Output all entries verbatim. Skip pictures.
* BEGIN Data supplied *
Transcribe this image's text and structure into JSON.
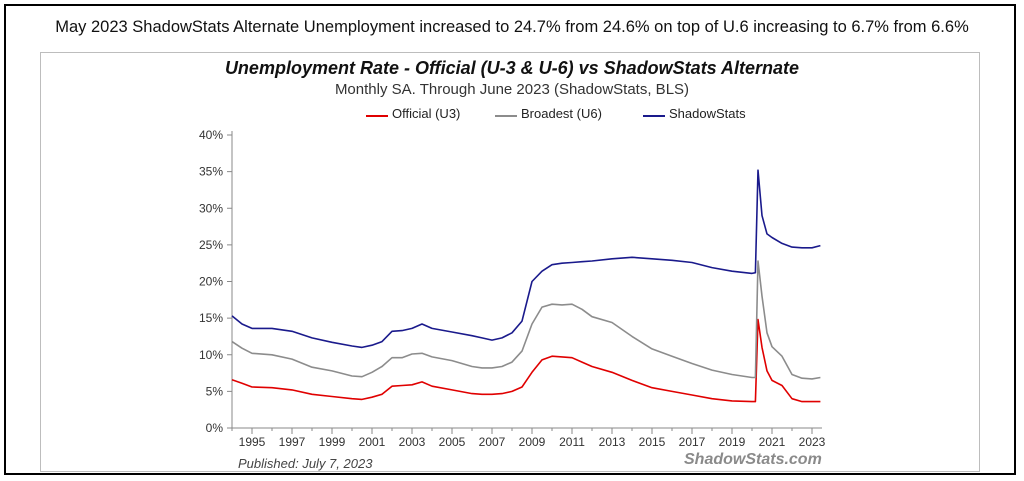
{
  "headline": "May 2023 ShadowStats Alternate Unemployment increased to 24.7% from 24.6% on top of U.6 increasing to 6.7% from 6.6%",
  "published": "Published: July 7, 2023",
  "watermark": "ShadowStats.com",
  "chart_data": {
    "type": "line",
    "title": "Unemployment Rate - Official (U-3 & U-6) vs ShadowStats Alternate",
    "subtitle": "Monthly SA. Through June 2023  (ShadowStats, BLS)",
    "xlabel": "",
    "ylabel": "",
    "xlim": [
      1994.0,
      2023.5
    ],
    "ylim": [
      0,
      40
    ],
    "yticks": [
      0,
      5,
      10,
      15,
      20,
      25,
      30,
      35,
      40
    ],
    "ytick_labels": [
      "0%",
      "5%",
      "10%",
      "15%",
      "20%",
      "25%",
      "30%",
      "35%",
      "40%"
    ],
    "xticks": [
      1995,
      1997,
      1999,
      2001,
      2003,
      2005,
      2007,
      2009,
      2011,
      2013,
      2015,
      2017,
      2019,
      2021,
      2023
    ],
    "xtick_labels": [
      "1995",
      "1997",
      "1999",
      "2001",
      "2003",
      "2005",
      "2007",
      "2009",
      "2011",
      "2013",
      "2015",
      "2017",
      "2019",
      "2021",
      "2023"
    ],
    "grid": false,
    "legend_position": "top",
    "series": [
      {
        "name": "Official (U3)",
        "color": "#e00000",
        "x": [
          1994.0,
          1994.5,
          1995.0,
          1996.0,
          1997.0,
          1998.0,
          1999.0,
          2000.0,
          2000.5,
          2001.0,
          2001.5,
          2002.0,
          2002.5,
          2003.0,
          2003.5,
          2004.0,
          2005.0,
          2006.0,
          2006.5,
          2007.0,
          2007.5,
          2008.0,
          2008.5,
          2009.0,
          2009.5,
          2010.0,
          2010.5,
          2011.0,
          2011.5,
          2012.0,
          2013.0,
          2014.0,
          2015.0,
          2016.0,
          2017.0,
          2018.0,
          2019.0,
          2020.0,
          2020.17,
          2020.3,
          2020.5,
          2020.75,
          2021.0,
          2021.5,
          2022.0,
          2022.5,
          2023.0,
          2023.42
        ],
        "values": [
          6.6,
          6.1,
          5.6,
          5.5,
          5.2,
          4.6,
          4.3,
          4.0,
          3.9,
          4.2,
          4.6,
          5.7,
          5.8,
          5.9,
          6.3,
          5.7,
          5.2,
          4.7,
          4.6,
          4.6,
          4.7,
          5.0,
          5.6,
          7.6,
          9.3,
          9.8,
          9.7,
          9.6,
          9.0,
          8.4,
          7.6,
          6.5,
          5.5,
          5.0,
          4.5,
          4.0,
          3.7,
          3.6,
          3.6,
          14.8,
          11.0,
          7.8,
          6.5,
          5.8,
          4.0,
          3.6,
          3.6,
          3.6
        ]
      },
      {
        "name": "Broadest (U6)",
        "color": "#8c8c8c",
        "x": [
          1994.0,
          1994.5,
          1995.0,
          1996.0,
          1997.0,
          1998.0,
          1999.0,
          2000.0,
          2000.5,
          2001.0,
          2001.5,
          2002.0,
          2002.5,
          2003.0,
          2003.5,
          2004.0,
          2005.0,
          2006.0,
          2006.5,
          2007.0,
          2007.5,
          2008.0,
          2008.5,
          2009.0,
          2009.5,
          2010.0,
          2010.5,
          2011.0,
          2011.5,
          2012.0,
          2013.0,
          2014.0,
          2015.0,
          2016.0,
          2017.0,
          2018.0,
          2019.0,
          2020.0,
          2020.17,
          2020.3,
          2020.5,
          2020.75,
          2021.0,
          2021.5,
          2022.0,
          2022.5,
          2023.0,
          2023.42
        ],
        "values": [
          11.8,
          10.9,
          10.2,
          10.0,
          9.4,
          8.3,
          7.8,
          7.1,
          7.0,
          7.6,
          8.4,
          9.6,
          9.6,
          10.1,
          10.2,
          9.7,
          9.2,
          8.4,
          8.2,
          8.2,
          8.4,
          9.0,
          10.5,
          14.2,
          16.5,
          16.9,
          16.8,
          16.9,
          16.2,
          15.2,
          14.4,
          12.5,
          10.8,
          9.8,
          8.8,
          7.9,
          7.3,
          6.9,
          6.9,
          22.8,
          18.0,
          13.0,
          11.1,
          9.8,
          7.3,
          6.8,
          6.7,
          6.9
        ]
      },
      {
        "name": "ShadowStats",
        "color": "#1a1a8c",
        "x": [
          1994.0,
          1994.5,
          1995.0,
          1996.0,
          1997.0,
          1998.0,
          1999.0,
          2000.0,
          2000.5,
          2001.0,
          2001.5,
          2002.0,
          2002.5,
          2003.0,
          2003.5,
          2004.0,
          2005.0,
          2006.0,
          2006.5,
          2007.0,
          2007.5,
          2008.0,
          2008.5,
          2009.0,
          2009.5,
          2010.0,
          2010.5,
          2011.0,
          2011.5,
          2012.0,
          2013.0,
          2014.0,
          2015.0,
          2016.0,
          2017.0,
          2018.0,
          2019.0,
          2020.0,
          2020.17,
          2020.3,
          2020.5,
          2020.75,
          2021.0,
          2021.5,
          2022.0,
          2022.5,
          2023.0,
          2023.42
        ],
        "values": [
          15.3,
          14.2,
          13.6,
          13.6,
          13.2,
          12.3,
          11.7,
          11.2,
          11.0,
          11.3,
          11.8,
          13.2,
          13.3,
          13.6,
          14.2,
          13.6,
          13.1,
          12.6,
          12.3,
          12.0,
          12.3,
          13.0,
          14.6,
          20.0,
          21.4,
          22.3,
          22.5,
          22.6,
          22.7,
          22.8,
          23.1,
          23.3,
          23.1,
          22.9,
          22.6,
          21.9,
          21.4,
          21.1,
          21.2,
          35.2,
          29.0,
          26.5,
          26.0,
          25.2,
          24.7,
          24.6,
          24.6,
          24.9
        ]
      }
    ]
  }
}
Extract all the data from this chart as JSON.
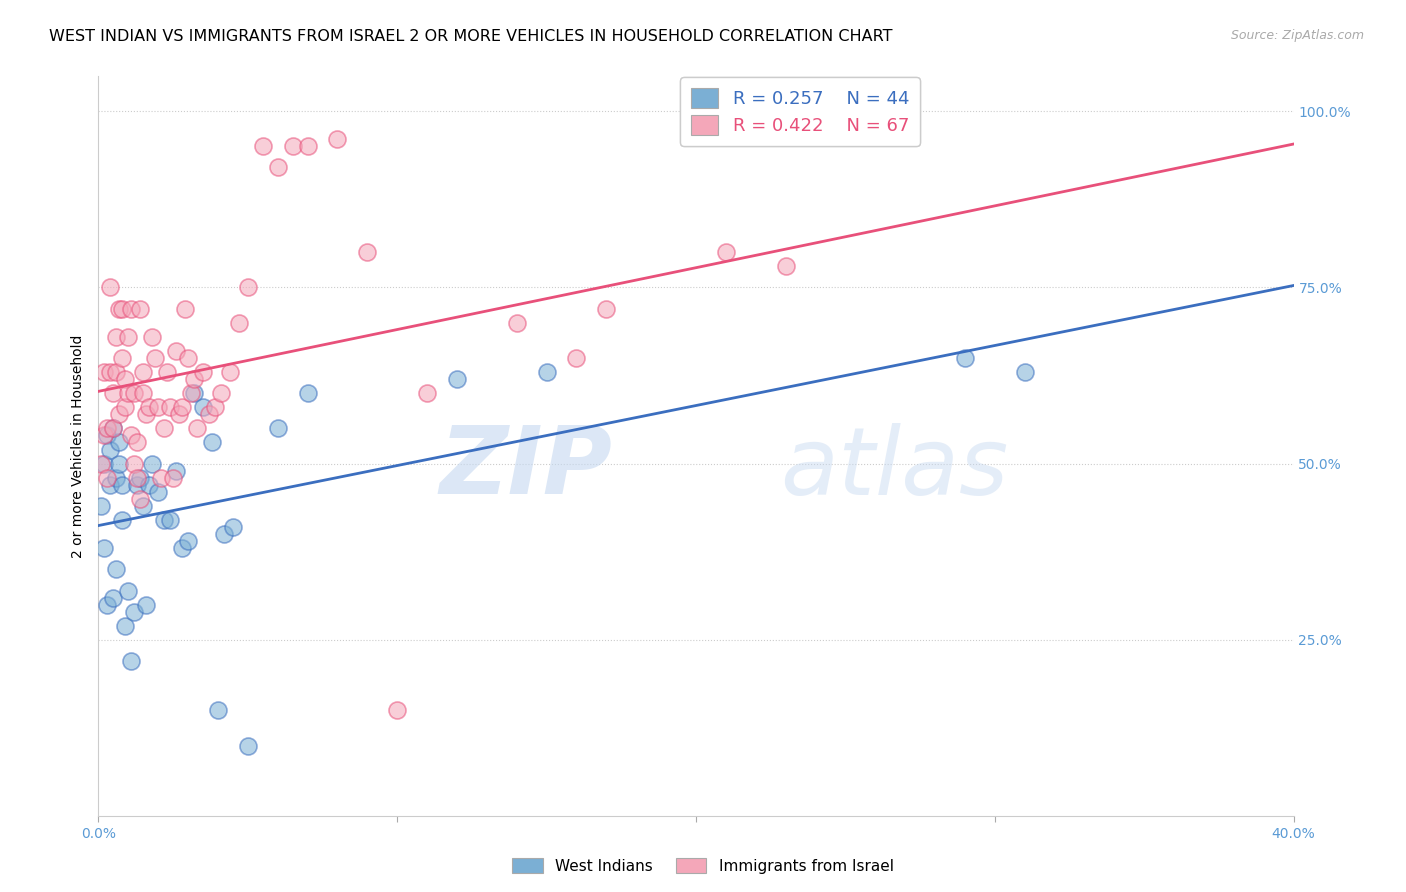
* END Data supplied *
Task result |
Transcribe this image's text and structure into JSON.
{
  "headline": "May 2023 ShadowStats Alternate Unemployment increased to 24.7% from 24.6% on top of U.6 increasing to 6.7% from 6.6%",
  "published": "Published: July 7, 2023",
  "watermark": "ShadowStats.com",
  "chart_data": {
    "type": "line",
    "title": "Unemployment Rate - Official (U-3 & U-6) vs ShadowStats Alternate",
    "subtitle": "Monthly SA. Through June 2023  (ShadowStats, BLS)",
    "xlabel": "",
    "ylabel": "",
    "xlim": [
      1994.0,
      2023.5
    ],
    "ylim": [
      0,
      40
    ],
    "yticks": [
      0,
      5,
      10,
      15,
      20,
      25,
      30,
      35,
      40
    ],
    "ytick_labels": [
      "0%",
      "5%",
      "10%",
      "15%",
      "20%",
      "25%",
      "30%",
      "35%",
      "40%"
    ],
    "xticks": [
      1995,
      1997,
      1999,
      2001,
      2003,
      2005,
      2007,
      2009,
      2011,
      2013,
      2015,
      2017,
      2019,
      2021,
      2023
    ],
    "xtick_labels": [
      "1995",
      "1997",
      "1999",
      "2001",
      "2003",
      "2005",
      "2007",
      "2009",
      "2011",
      "2013",
      "2015",
      "2017",
      "2019",
      "2021",
      "2023"
    ],
    "grid": false,
    "legend_position": "top",
    "series": [
      {
        "name": "Official (U3)",
        "color": "#e00000",
        "x": [
          1994.0,
          1994.5,
          1995.0,
          1996.0,
          1997.0,
          1998.0,
          1999.0,
          2000.0,
          2000.5,
          2001.0,
          2001.5,
          2002.0,
          2002.5,
          2003.0,
          2003.5,
          2004.0,
          2005.0,
          2006.0,
          2006.5,
          2007.0,
          2007.5,
          2008.0,
          2008.5,
          2009.0,
          2009.5,
          2010.0,
          2010.5,
          2011.0,
          2011.5,
          2012.0,
          2013.0,
          2014.0,
          2015.0,
          2016.0,
          2017.0,
          2018.0,
          2019.0,
          2020.0,
          2020.17,
          2020.3,
          2020.5,
          2020.75,
          2021.0,
          2021.5,
          2022.0,
          2022.5,
          2023.0,
          2023.42
        ],
        "values": [
          6.6,
          6.1,
          5.6,
          5.5,
          5.2,
          4.6,
          4.3,
          4.0,
          3.9,
          4.2,
          4.6,
          5.7,
          5.8,
          5.9,
          6.3,
          5.7,
          5.2,
          4.7,
          4.6,
          4.6,
          4.7,
          5.0,
          5.6,
          7.6,
          9.3,
          9.8,
          9.7,
          9.6,
          9.0,
          8.4,
          7.6,
          6.5,
          5.5,
          5.0,
          4.5,
          4.0,
          3.7,
          3.6,
          3.6,
          14.8,
          11.0,
          7.8,
          6.5,
          5.8,
          4.0,
          3.6,
          3.6,
          3.6
        ]
      },
      {
        "name": "Broadest (U6)",
        "color": "#8c8c8c",
        "x": [
          1994.0,
          1994.5,
          1995.0,
          1996.0,
          1997.0,
          1998.0,
          1999.0,
          2000.0,
          2000.5,
          2001.0,
          2001.5,
          2002.0,
          2002.5,
          2003.0,
          2003.5,
          2004.0,
          2005.0,
          2006.0,
          2006.5,
          2007.0,
          2007.5,
          2008.0,
          2008.5,
          2009.0,
          2009.5,
          2010.0,
          2010.5,
          2011.0,
          2011.5,
          2012.0,
          2013.0,
          2014.0,
          2015.0,
          2016.0,
          2017.0,
          2018.0,
          2019.0,
          2020.0,
          2020.17,
          2020.3,
          2020.5,
          2020.75,
          2021.0,
          2021.5,
          2022.0,
          2022.5,
          2023.0,
          2023.42
        ],
        "values": [
          11.8,
          10.9,
          10.2,
          10.0,
          9.4,
          8.3,
          7.8,
          7.1,
          7.0,
          7.6,
          8.4,
          9.6,
          9.6,
          10.1,
          10.2,
          9.7,
          9.2,
          8.4,
          8.2,
          8.2,
          8.4,
          9.0,
          10.5,
          14.2,
          16.5,
          16.9,
          16.8,
          16.9,
          16.2,
          15.2,
          14.4,
          12.5,
          10.8,
          9.8,
          8.8,
          7.9,
          7.3,
          6.9,
          6.9,
          22.8,
          18.0,
          13.0,
          11.1,
          9.8,
          7.3,
          6.8,
          6.7,
          6.9
        ]
      },
      {
        "name": "ShadowStats",
        "color": "#1a1a8c",
        "x": [
          1994.0,
          1994.5,
          1995.0,
          1996.0,
          1997.0,
          1998.0,
          1999.0,
          2000.0,
          2000.5,
          2001.0,
          2001.5,
          2002.0,
          2002.5,
          2003.0,
          2003.5,
          2004.0,
          2005.0,
          2006.0,
          2006.5,
          2007.0,
          2007.5,
          2008.0,
          2008.5,
          2009.0,
          2009.5,
          2010.0,
          2010.5,
          2011.0,
          2011.5,
          2012.0,
          2013.0,
          2014.0,
          2015.0,
          2016.0,
          2017.0,
          2018.0,
          2019.0,
          2020.0,
          2020.17,
          2020.3,
          2020.5,
          2020.75,
          2021.0,
          2021.5,
          2022.0,
          2022.5,
          2023.0,
          2023.42
        ],
        "values": [
          15.3,
          14.2,
          13.6,
          13.6,
          13.2,
          12.3,
          11.7,
          11.2,
          11.0,
          11.3,
          11.8,
          13.2,
          13.3,
          13.6,
          14.2,
          13.6,
          13.1,
          12.6,
          12.3,
          12.0,
          12.3,
          13.0,
          14.6,
          20.0,
          21.4,
          22.3,
          22.5,
          22.6,
          22.7,
          22.8,
          23.1,
          23.3,
          23.1,
          22.9,
          22.6,
          21.9,
          21.4,
          21.1,
          21.2,
          35.2,
          29.0,
          26.5,
          26.0,
          25.2,
          24.7,
          24.6,
          24.6,
          24.9
        ]
      }
    ]
  }
}
Extract all the data from this chart as JSON.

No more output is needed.